WHAT IS EXPECTED → Give the number of lines in the records below that include "iunie". Reply with that number alone.

Stored records →

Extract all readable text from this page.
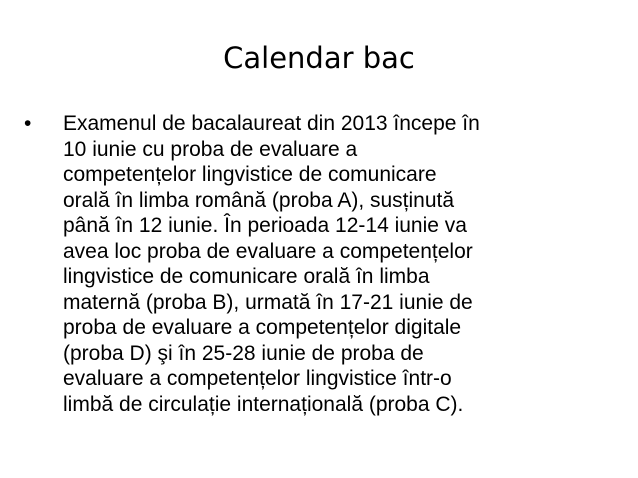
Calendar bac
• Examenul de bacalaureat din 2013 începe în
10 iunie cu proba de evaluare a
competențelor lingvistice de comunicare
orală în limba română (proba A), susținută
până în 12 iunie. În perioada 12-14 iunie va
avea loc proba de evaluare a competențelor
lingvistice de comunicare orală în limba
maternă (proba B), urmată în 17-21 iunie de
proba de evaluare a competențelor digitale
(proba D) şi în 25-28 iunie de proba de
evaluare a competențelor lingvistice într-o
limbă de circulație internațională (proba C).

TASK RESULT → 4